[Records contained in a dataset]
▶

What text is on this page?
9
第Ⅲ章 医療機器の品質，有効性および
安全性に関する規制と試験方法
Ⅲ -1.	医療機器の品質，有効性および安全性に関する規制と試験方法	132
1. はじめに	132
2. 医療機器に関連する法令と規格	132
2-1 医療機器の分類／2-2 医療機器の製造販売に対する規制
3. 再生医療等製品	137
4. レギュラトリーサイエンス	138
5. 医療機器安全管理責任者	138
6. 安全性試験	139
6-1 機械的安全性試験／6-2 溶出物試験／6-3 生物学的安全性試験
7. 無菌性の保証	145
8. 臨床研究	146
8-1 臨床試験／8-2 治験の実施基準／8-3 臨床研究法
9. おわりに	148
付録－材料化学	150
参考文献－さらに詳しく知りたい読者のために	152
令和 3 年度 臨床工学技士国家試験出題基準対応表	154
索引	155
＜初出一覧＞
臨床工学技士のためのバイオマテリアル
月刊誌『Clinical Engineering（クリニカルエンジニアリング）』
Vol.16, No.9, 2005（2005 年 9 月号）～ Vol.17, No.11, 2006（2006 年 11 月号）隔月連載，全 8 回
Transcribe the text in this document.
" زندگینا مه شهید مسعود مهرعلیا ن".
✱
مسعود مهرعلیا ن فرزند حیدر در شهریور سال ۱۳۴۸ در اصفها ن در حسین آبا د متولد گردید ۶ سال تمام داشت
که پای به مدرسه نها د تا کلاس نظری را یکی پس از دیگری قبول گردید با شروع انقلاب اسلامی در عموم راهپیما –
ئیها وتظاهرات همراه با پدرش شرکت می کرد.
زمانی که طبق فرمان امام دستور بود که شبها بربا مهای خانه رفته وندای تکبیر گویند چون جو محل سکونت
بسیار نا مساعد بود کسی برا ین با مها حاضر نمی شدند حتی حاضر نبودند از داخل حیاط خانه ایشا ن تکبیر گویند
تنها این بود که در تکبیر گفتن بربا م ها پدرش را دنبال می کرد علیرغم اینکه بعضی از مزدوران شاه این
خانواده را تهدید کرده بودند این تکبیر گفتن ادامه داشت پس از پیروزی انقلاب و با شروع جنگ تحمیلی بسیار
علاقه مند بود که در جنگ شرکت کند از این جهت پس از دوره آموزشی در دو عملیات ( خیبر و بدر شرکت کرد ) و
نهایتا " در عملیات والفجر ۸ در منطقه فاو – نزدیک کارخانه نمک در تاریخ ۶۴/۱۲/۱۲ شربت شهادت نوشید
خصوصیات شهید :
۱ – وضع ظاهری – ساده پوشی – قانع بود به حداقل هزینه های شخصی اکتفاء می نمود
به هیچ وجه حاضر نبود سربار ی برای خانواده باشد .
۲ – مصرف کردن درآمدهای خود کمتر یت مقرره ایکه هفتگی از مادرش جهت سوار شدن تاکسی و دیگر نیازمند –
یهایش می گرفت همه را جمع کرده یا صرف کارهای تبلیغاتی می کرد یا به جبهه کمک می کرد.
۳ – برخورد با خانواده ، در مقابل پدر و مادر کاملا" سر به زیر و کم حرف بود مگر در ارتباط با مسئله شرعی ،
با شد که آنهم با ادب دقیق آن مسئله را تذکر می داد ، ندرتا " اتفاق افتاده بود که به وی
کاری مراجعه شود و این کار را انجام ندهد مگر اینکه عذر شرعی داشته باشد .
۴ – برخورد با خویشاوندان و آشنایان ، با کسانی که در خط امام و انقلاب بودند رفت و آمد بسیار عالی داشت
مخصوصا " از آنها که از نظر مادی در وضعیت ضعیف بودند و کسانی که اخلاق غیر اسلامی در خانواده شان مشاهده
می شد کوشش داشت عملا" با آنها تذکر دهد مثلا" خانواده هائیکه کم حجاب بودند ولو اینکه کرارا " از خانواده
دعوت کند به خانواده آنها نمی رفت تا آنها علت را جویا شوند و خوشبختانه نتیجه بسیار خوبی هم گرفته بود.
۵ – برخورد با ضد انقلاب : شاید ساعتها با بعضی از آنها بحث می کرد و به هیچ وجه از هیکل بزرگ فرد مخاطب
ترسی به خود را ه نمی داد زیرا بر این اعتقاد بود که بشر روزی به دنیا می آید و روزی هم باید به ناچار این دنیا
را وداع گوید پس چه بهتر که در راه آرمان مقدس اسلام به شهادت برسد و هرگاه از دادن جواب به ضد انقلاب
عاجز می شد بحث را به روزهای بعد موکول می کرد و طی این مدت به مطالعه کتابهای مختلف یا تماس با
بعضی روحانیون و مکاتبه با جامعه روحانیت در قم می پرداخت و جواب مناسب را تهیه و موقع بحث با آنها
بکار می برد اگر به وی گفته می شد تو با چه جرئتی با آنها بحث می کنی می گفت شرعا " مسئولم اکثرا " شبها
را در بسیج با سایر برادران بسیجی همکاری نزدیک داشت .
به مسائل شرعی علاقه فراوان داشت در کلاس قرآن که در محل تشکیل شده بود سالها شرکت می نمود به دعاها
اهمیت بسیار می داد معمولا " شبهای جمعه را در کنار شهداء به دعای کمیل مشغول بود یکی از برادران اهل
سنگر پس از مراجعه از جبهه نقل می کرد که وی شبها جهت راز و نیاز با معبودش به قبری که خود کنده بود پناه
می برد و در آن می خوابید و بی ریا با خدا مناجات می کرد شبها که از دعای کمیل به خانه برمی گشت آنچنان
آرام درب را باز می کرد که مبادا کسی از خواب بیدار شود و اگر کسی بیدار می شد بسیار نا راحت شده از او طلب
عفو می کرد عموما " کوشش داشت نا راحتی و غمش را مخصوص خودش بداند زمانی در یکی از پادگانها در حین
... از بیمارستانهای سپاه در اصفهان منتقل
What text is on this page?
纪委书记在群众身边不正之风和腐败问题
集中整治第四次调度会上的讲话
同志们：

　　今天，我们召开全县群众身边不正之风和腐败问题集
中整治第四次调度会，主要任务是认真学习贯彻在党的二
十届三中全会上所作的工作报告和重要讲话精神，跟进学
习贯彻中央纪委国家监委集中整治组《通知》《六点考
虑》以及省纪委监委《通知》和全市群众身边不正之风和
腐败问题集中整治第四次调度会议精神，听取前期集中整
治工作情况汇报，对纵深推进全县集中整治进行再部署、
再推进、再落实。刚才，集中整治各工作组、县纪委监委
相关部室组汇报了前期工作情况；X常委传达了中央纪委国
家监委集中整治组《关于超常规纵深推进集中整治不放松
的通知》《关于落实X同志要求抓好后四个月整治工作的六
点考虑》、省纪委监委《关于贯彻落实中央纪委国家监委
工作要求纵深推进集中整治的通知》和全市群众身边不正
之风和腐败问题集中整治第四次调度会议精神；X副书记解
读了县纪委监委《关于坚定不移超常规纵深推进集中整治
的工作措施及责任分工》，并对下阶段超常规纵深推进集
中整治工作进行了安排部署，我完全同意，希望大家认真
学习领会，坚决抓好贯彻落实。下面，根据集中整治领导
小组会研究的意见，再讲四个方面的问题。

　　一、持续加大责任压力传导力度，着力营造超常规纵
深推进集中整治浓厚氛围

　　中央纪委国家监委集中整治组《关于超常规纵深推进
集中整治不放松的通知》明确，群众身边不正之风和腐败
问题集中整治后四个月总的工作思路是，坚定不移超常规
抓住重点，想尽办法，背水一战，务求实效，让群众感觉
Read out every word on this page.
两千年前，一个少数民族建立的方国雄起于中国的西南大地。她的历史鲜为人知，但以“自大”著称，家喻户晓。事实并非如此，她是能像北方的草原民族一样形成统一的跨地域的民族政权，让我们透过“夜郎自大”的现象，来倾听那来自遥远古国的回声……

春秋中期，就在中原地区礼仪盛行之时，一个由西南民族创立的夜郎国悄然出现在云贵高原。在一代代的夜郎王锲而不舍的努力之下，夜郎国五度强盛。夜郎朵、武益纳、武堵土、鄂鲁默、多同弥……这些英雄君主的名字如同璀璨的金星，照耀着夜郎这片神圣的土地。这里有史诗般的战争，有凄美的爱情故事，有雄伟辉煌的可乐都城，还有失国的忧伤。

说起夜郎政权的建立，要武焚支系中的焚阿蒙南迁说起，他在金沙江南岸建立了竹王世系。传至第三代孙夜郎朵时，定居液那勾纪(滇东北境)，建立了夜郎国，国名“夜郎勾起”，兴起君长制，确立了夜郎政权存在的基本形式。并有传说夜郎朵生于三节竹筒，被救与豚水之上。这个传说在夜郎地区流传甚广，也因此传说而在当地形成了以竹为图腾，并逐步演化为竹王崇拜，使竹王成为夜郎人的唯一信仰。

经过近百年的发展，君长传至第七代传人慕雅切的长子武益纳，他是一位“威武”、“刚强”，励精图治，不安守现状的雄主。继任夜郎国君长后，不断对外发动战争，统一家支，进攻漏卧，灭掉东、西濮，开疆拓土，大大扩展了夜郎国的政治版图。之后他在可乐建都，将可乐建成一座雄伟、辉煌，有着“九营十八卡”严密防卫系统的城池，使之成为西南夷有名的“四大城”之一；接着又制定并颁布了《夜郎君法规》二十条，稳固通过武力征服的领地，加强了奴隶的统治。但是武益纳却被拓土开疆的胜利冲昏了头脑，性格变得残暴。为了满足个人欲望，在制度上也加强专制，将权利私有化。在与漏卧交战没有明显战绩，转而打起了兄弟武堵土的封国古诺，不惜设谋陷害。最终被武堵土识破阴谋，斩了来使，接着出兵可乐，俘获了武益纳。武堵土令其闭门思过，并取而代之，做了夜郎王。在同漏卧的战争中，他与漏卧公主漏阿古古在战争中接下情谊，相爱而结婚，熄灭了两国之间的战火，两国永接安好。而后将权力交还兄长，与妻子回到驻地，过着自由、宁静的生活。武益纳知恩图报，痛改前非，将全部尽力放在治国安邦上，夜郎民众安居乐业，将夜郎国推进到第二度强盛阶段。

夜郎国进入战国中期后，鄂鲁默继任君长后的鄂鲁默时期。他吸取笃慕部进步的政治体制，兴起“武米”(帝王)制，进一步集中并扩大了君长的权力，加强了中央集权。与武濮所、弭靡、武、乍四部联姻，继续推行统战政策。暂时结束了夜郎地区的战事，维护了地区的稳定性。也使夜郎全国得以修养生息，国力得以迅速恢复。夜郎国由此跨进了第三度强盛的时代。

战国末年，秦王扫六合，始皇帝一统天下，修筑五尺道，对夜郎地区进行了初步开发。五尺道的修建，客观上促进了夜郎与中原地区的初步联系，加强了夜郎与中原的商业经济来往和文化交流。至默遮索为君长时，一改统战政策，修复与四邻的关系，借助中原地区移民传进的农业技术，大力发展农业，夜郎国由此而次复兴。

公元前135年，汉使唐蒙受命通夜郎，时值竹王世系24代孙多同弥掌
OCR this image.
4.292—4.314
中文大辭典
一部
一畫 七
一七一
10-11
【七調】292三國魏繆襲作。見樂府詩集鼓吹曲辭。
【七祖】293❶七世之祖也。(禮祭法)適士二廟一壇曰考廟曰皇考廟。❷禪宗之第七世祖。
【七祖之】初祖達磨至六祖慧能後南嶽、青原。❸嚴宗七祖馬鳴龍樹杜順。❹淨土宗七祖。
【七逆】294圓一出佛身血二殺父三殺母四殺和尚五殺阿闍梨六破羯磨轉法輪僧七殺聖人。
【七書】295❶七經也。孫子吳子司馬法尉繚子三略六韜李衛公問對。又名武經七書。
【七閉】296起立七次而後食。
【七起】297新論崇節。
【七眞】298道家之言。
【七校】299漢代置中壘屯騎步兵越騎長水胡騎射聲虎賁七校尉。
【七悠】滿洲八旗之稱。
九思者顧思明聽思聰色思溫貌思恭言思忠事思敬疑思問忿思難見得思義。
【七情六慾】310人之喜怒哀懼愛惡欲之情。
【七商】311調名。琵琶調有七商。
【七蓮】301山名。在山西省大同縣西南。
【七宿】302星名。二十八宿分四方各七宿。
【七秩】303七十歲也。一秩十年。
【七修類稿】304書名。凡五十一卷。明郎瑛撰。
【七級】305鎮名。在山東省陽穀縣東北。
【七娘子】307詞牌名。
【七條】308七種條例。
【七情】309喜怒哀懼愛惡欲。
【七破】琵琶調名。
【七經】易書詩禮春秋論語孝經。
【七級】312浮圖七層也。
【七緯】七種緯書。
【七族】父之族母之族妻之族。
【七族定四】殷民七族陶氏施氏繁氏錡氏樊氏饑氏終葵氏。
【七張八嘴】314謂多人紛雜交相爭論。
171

◀

# What this task involves
Exact repetition is required for the lines from the one that contains "OCR this image." through the final line; leave out everything else.

# Finished exercise
OCR this image.
4.292—4.314
中文大辭典
一部
一畫 七
一七一
10-11
【七調】292三國魏繆襲作。見樂府詩集鼓吹曲辭。
【七祖】293❶七世之祖也。(禮祭法)適士二廟一壇曰考廟曰皇考廟。❷禪宗之第七世祖。
【七祖之】初祖達磨至六祖慧能後南嶽、青原。❸嚴宗七祖馬鳴龍樹杜順。❹淨土宗七祖。
【七逆】294圓一出佛身血二殺父三殺母四殺和尚五殺阿闍梨六破羯磨轉法輪僧七殺聖人。
【七書】295❶七經也。孫子吳子司馬法尉繚子三略六韜李衛公問對。又名武經七書。
【七閉】296起立七次而後食。
【七起】297新論崇節。
【七眞】298道家之言。
【七校】299漢代置中壘屯騎步兵越騎長水胡騎射聲虎賁七校尉。
【七悠】滿洲八旗之稱。
九思者顧思明聽思聰色思溫貌思恭言思忠事思敬疑思問忿思難見得思義。
【七情六慾】310人之喜怒哀懼愛惡欲之情。
【七商】311調名。琵琶調有七商。
【七蓮】301山名。在山西省大同縣西南。
【七宿】302星名。二十八宿分四方各七宿。
【七秩】303七十歲也。一秩十年。
【七修類稿】304書名。凡五十一卷。明郎瑛撰。
【七級】305鎮名。在山東省陽穀縣東北。
【七娘子】307詞牌名。
【七條】308七種條例。
【七情】309喜怒哀懼愛惡欲。
【七破】琵琶調名。
【七經】易書詩禮春秋論語孝經。
【七級】312浮圖七層也。
【七緯】七種緯書。
【七族】父之族母之族妻之族。
【七族定四】殷民七族陶氏施氏繁氏錡氏樊氏饑氏終葵氏。
【七張八嘴】314謂多人紛雜交相爭論。
171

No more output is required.